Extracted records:
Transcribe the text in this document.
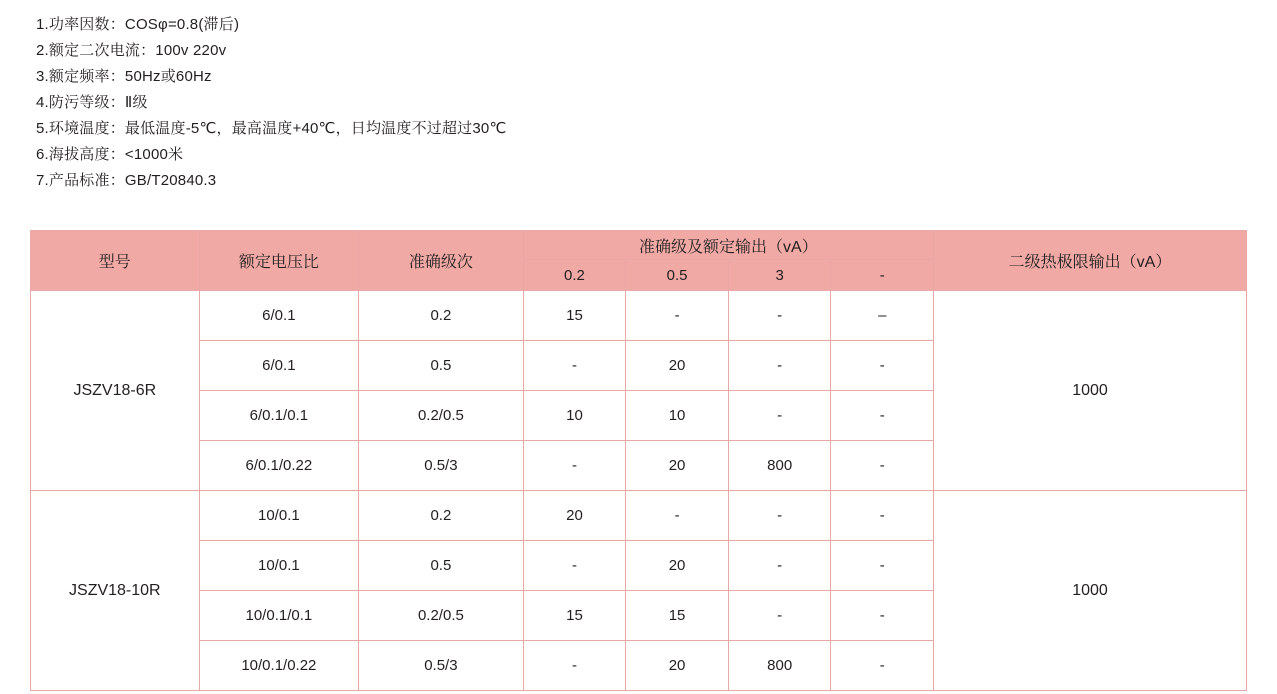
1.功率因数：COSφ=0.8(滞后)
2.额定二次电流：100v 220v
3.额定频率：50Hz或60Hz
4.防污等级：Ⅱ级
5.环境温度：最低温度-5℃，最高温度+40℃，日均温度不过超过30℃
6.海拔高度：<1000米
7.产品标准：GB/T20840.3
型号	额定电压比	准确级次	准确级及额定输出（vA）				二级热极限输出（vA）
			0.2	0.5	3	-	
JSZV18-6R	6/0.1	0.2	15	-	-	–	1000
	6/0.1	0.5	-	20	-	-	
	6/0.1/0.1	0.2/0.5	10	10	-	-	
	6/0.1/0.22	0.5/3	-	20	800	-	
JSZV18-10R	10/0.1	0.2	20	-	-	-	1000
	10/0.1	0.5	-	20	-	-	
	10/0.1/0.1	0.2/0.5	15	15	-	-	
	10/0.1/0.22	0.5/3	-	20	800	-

*Requirements*
Transcribe the full listing character for character. Pictures are excluded.

*Answer to the task*
Transcribe the text in this document.
1.功率因数：COSφ=0.8(滞后)
2.额定二次电流：100v 220v
3.额定频率：50Hz或60Hz
4.防污等级：Ⅱ级
5.环境温度：最低温度-5℃，最高温度+40℃，日均温度不过超过30℃
6.海拔高度：<1000米
7.产品标准：GB/T20840.3
型号	额定电压比	准确级次	准确级及额定输出（vA）				二级热极限输出（vA）
			0.2	0.5	3	-	
JSZV18-6R	6/0.1	0.2	15	-	-	–	1000
	6/0.1	0.5	-	20	-	-	
	6/0.1/0.1	0.2/0.5	10	10	-	-	
	6/0.1/0.22	0.5/3	-	20	800	-	
JSZV18-10R	10/0.1	0.2	20	-	-	-	1000
	10/0.1	0.5	-	20	-	-	
	10/0.1/0.1	0.2/0.5	15	15	-	-	
	10/0.1/0.22	0.5/3	-	20	800	-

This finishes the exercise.